Replace each occurrence of "Drive E-X" with "Drive E-Z" in the entries below and reproduce every line, leaving all other text unchanged.

═══ ENTRIES ═══

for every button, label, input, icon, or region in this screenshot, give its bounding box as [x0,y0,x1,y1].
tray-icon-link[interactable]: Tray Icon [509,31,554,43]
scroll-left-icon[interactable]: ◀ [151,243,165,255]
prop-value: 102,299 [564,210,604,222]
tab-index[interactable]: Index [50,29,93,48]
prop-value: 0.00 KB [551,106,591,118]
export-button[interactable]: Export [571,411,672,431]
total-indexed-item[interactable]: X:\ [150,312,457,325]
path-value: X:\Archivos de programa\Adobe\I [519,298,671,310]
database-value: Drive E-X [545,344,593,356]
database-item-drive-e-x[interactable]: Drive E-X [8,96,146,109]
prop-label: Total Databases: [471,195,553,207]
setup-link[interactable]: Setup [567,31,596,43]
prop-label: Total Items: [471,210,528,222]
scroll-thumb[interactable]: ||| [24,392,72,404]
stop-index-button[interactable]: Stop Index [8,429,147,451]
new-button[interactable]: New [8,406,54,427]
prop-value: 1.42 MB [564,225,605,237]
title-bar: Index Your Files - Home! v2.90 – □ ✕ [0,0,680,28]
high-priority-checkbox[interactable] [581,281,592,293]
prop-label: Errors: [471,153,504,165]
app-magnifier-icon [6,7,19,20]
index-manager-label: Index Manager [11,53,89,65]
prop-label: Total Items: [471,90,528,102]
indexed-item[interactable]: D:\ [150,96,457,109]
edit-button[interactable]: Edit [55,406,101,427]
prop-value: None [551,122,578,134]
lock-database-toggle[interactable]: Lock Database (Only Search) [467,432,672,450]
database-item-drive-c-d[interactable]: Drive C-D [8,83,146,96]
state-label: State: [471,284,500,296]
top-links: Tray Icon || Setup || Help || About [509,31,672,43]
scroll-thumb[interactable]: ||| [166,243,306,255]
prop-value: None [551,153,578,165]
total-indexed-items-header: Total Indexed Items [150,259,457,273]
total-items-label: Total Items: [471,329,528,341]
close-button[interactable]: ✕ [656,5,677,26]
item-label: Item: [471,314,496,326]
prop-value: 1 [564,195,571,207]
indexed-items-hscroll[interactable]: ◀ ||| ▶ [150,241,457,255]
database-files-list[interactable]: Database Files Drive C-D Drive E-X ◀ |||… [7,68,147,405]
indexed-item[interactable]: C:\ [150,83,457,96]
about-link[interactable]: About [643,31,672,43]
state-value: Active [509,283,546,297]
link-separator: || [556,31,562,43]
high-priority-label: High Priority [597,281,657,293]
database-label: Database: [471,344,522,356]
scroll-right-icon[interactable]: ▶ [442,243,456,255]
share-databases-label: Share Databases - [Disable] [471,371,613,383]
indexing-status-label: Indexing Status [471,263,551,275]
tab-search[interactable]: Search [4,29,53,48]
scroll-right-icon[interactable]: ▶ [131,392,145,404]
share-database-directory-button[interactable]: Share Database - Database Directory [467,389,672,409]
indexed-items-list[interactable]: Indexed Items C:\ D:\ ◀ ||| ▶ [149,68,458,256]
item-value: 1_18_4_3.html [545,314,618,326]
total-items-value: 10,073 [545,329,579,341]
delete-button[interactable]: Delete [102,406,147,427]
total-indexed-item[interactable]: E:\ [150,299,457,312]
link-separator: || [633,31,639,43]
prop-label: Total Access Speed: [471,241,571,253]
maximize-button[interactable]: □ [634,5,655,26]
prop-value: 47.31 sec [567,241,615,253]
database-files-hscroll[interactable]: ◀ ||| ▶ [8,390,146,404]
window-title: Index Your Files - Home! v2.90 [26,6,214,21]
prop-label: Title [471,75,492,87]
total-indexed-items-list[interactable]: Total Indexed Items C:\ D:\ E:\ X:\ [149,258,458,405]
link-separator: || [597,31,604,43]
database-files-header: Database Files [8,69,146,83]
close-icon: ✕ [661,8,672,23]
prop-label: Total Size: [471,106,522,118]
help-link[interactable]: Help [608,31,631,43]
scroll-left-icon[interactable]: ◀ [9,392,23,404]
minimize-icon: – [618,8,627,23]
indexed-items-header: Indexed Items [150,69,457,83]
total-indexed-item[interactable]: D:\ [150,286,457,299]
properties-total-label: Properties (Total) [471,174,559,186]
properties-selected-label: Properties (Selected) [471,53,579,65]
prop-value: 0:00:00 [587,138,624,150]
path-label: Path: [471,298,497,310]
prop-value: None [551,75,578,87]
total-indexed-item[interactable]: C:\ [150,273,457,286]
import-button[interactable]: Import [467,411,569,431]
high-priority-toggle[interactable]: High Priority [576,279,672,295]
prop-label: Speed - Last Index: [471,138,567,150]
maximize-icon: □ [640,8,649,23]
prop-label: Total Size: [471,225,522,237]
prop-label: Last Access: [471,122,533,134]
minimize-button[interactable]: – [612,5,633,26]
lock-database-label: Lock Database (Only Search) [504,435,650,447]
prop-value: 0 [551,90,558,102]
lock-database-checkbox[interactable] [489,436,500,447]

═══

▶ **WRITTEN SOLUTION**
for every button, label, input, icon, or region in this screenshot, give its bounding box as [x0,y0,x1,y1].
tray-icon-link[interactable]: Tray Icon [509,31,554,43]
scroll-left-icon[interactable]: ◀ [151,243,165,255]
prop-value: 102,299 [564,210,604,222]
tab-index[interactable]: Index [50,29,93,48]
prop-value: 0.00 KB [551,106,591,118]
export-button[interactable]: Export [571,411,672,431]
total-indexed-item[interactable]: X:\ [150,312,457,325]
path-value: X:\Archivos de programa\Adobe\I [519,298,671,310]
database-value: Drive E-Z [545,344,593,356]
database-item-drive-e-x[interactable]: Drive E-Z [8,96,146,109]
prop-label: Total Databases: [471,195,553,207]
setup-link[interactable]: Setup [567,31,596,43]
prop-label: Total Items: [471,210,528,222]
scroll-thumb[interactable]: ||| [24,392,72,404]
stop-index-button[interactable]: Stop Index [8,429,147,451]
new-button[interactable]: New [8,406,54,427]
prop-value: 1.42 MB [564,225,605,237]
title-bar: Index Your Files - Home! v2.90 – □ ✕ [0,0,680,28]
high-priority-checkbox[interactable] [581,281,592,293]
prop-label: Errors: [471,153,504,165]
app-magnifier-icon [6,7,19,20]
index-manager-label: Index Manager [11,53,89,65]
prop-label: Total Items: [471,90,528,102]
indexed-item[interactable]: D:\ [150,96,457,109]
edit-button[interactable]: Edit [55,406,101,427]
prop-value: None [551,122,578,134]
lock-database-toggle[interactable]: Lock Database (Only Search) [467,432,672,450]
database-item-drive-c-d[interactable]: Drive C-D [8,83,146,96]
state-label: State: [471,284,500,296]
top-links: Tray Icon || Setup || Help || About [509,31,672,43]
scroll-thumb[interactable]: ||| [166,243,306,255]
prop-value: None [551,153,578,165]
total-indexed-items-header: Total Indexed Items [150,259,457,273]
total-items-label: Total Items: [471,329,528,341]
close-button[interactable]: ✕ [656,5,677,26]
item-label: Item: [471,314,496,326]
prop-value: 1 [564,195,571,207]
indexed-items-hscroll[interactable]: ◀ ||| ▶ [150,241,457,255]
database-files-list[interactable]: Database Files Drive C-D Drive E-Z ◀ |||… [7,68,147,405]
indexed-item[interactable]: C:\ [150,83,457,96]
about-link[interactable]: About [643,31,672,43]
state-value: Active [509,283,546,297]
link-separator: || [556,31,562,43]
high-priority-label: High Priority [597,281,657,293]
database-label: Database: [471,344,522,356]
scroll-right-icon[interactable]: ▶ [442,243,456,255]
share-databases-label: Share Databases - [Disable] [471,371,613,383]
indexing-status-label: Indexing Status [471,263,551,275]
tab-search[interactable]: Search [4,29,53,48]
scroll-right-icon[interactable]: ▶ [131,392,145,404]
share-database-directory-button[interactable]: Share Database - Database Directory [467,389,672,409]
indexed-items-list[interactable]: Indexed Items C:\ D:\ ◀ ||| ▶ [149,68,458,256]
item-value: 1_18_4_3.html [545,314,618,326]
total-items-value: 10,073 [545,329,579,341]
delete-button[interactable]: Delete [102,406,147,427]
total-indexed-item[interactable]: E:\ [150,299,457,312]
link-separator: || [633,31,639,43]
prop-label: Total Access Speed: [471,241,571,253]
maximize-button[interactable]: □ [634,5,655,26]
prop-value: 47.31 sec [567,241,615,253]
database-files-hscroll[interactable]: ◀ ||| ▶ [8,390,146,404]
window-title: Index Your Files - Home! v2.90 [26,6,214,21]
prop-label: Title [471,75,492,87]
total-indexed-items-list[interactable]: Total Indexed Items C:\ D:\ E:\ X:\ [149,258,458,405]
link-separator: || [597,31,604,43]
database-files-header: Database Files [8,69,146,83]
close-icon: ✕ [661,8,672,23]
prop-label: Total Size: [471,106,522,118]
help-link[interactable]: Help [608,31,631,43]
scroll-left-icon[interactable]: ◀ [9,392,23,404]
minimize-icon: – [618,8,627,23]
indexed-items-header: Indexed Items [150,69,457,83]
total-indexed-item[interactable]: D:\ [150,286,457,299]
properties-total-label: Properties (Total) [471,174,559,186]
properties-selected-label: Properties (Selected) [471,53,579,65]
prop-value: 0:00:00 [587,138,624,150]
path-label: Path: [471,298,497,310]
prop-value: None [551,75,578,87]
total-indexed-item[interactable]: C:\ [150,273,457,286]
import-button[interactable]: Import [467,411,569,431]
high-priority-toggle[interactable]: High Priority [576,279,672,295]
prop-label: Speed - Last Index: [471,138,567,150]
maximize-icon: □ [640,8,649,23]
prop-label: Total Size: [471,225,522,237]
prop-label: Last Access: [471,122,533,134]
minimize-button[interactable]: – [612,5,633,26]
lock-database-label: Lock Database (Only Search) [504,435,650,447]
prop-value: 0 [551,90,558,102]
lock-database-checkbox[interactable] [489,436,500,447]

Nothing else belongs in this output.